_OBJECTIVE:_ Leave the pictures out and transcribe every record exactly.
-- start --
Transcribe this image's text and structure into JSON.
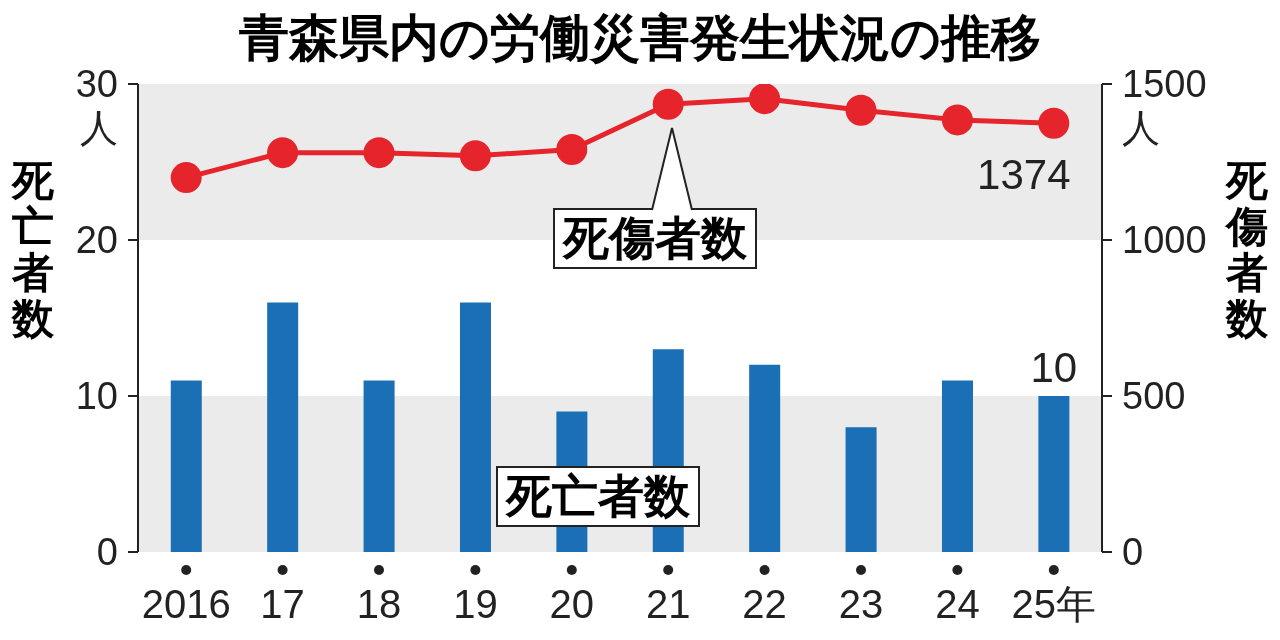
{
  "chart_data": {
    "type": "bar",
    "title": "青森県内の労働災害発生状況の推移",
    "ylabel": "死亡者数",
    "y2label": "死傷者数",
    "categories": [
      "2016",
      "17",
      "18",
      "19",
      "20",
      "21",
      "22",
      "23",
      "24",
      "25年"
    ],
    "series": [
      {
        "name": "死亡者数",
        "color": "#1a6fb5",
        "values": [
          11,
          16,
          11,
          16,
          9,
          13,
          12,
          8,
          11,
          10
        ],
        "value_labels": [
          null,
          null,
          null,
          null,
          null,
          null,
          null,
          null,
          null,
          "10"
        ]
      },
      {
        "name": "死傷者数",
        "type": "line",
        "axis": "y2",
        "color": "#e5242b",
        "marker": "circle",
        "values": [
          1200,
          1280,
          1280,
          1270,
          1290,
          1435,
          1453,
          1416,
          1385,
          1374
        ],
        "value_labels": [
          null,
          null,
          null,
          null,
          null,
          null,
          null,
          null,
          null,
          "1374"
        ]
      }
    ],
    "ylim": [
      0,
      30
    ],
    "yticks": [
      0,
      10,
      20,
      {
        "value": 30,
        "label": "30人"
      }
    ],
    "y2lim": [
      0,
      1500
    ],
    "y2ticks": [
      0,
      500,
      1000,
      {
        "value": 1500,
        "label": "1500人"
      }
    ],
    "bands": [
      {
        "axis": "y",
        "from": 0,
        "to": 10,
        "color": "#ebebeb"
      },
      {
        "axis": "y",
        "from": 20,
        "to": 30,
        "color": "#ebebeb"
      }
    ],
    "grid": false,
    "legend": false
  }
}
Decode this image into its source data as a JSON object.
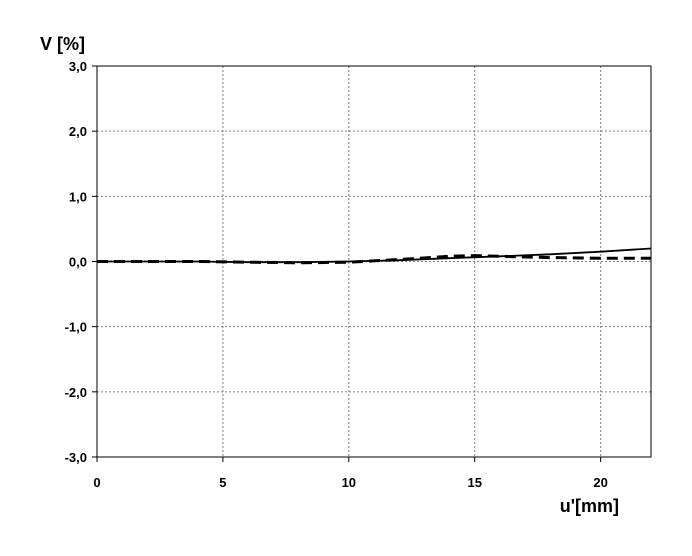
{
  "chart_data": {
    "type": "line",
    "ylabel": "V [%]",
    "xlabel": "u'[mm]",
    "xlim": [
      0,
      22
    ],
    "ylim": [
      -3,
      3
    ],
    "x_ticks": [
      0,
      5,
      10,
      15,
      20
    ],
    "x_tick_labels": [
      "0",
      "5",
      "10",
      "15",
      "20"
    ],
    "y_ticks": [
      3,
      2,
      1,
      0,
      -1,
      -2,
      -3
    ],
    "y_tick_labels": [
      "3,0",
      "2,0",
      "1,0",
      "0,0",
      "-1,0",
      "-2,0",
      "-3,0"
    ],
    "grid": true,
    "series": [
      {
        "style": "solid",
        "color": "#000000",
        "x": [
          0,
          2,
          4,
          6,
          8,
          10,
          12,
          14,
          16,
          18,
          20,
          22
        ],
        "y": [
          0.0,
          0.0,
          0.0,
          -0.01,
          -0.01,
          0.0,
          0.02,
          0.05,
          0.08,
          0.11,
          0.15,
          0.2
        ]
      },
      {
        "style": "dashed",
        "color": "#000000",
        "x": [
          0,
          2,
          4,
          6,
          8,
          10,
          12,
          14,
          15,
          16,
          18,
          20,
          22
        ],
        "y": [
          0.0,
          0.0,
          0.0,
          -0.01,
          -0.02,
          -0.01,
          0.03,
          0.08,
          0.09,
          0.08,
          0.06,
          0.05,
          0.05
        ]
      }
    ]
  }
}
-- end --
_THE ANSWER:_
Transcribe this image's text and structure into JSON.
{
  "chart_data": {
    "type": "bar",
    "title": "青森県内の労働災害発生状況の推移",
    "ylabel": "死亡者数",
    "y2label": "死傷者数",
    "categories": [
      "2016",
      "17",
      "18",
      "19",
      "20",
      "21",
      "22",
      "23",
      "24",
      "25年"
    ],
    "series": [
      {
        "name": "死亡者数",
        "color": "#1a6fb5",
        "values": [
          11,
          16,
          11,
          16,
          9,
          13,
          12,
          8,
          11,
          10
        ],
        "value_labels": [
          null,
          null,
          null,
          null,
          null,
          null,
          null,
          null,
          null,
          "10"
        ]
      },
      {
        "name": "死傷者数",
        "type": "line",
        "axis": "y2",
        "color": "#e5242b",
        "marker": "circle",
        "values": [
          1200,
          1280,
          1280,
          1270,
          1290,
          1435,
          1453,
          1416,
          1385,
          1374
        ],
        "value_labels": [
          null,
          null,
          null,
          null,
          null,
          null,
          null,
          null,
          null,
          "1374"
        ]
      }
    ],
    "ylim": [
      0,
      30
    ],
    "yticks": [
      0,
      10,
      20,
      {
        "value": 30,
        "label": "30人"
      }
    ],
    "y2lim": [
      0,
      1500
    ],
    "y2ticks": [
      0,
      500,
      1000,
      {
        "value": 1500,
        "label": "1500人"
      }
    ],
    "bands": [
      {
        "axis": "y",
        "from": 0,
        "to": 10,
        "color": "#ebebeb"
      },
      {
        "axis": "y",
        "from": 20,
        "to": 30,
        "color": "#ebebeb"
      }
    ],
    "grid": false,
    "legend": false
  }
}
Decode this image into its source data as a JSON object.
{
  "chart_data": {
    "type": "line",
    "ylabel": "V [%]",
    "xlabel": "u'[mm]",
    "xlim": [
      0,
      22
    ],
    "ylim": [
      -3,
      3
    ],
    "x_ticks": [
      0,
      5,
      10,
      15,
      20
    ],
    "x_tick_labels": [
      "0",
      "5",
      "10",
      "15",
      "20"
    ],
    "y_ticks": [
      3,
      2,
      1,
      0,
      -1,
      -2,
      -3
    ],
    "y_tick_labels": [
      "3,0",
      "2,0",
      "1,0",
      "0,0",
      "-1,0",
      "-2,0",
      "-3,0"
    ],
    "grid": true,
    "series": [
      {
        "style": "solid",
        "color": "#000000",
        "x": [
          0,
          2,
          4,
          6,
          8,
          10,
          12,
          14,
          16,
          18,
          20,
          22
        ],
        "y": [
          0.0,
          0.0,
          0.0,
          -0.01,
          -0.01,
          0.0,
          0.02,
          0.05,
          0.08,
          0.11,
          0.15,
          0.2
        ]
      },
      {
        "style": "dashed",
        "color": "#000000",
        "x": [
          0,
          2,
          4,
          6,
          8,
          10,
          12,
          14,
          15,
          16,
          18,
          20,
          22
        ],
        "y": [
          0.0,
          0.0,
          0.0,
          -0.01,
          -0.02,
          -0.01,
          0.03,
          0.08,
          0.09,
          0.08,
          0.06,
          0.05,
          0.05
        ]
      }
    ]
  }
}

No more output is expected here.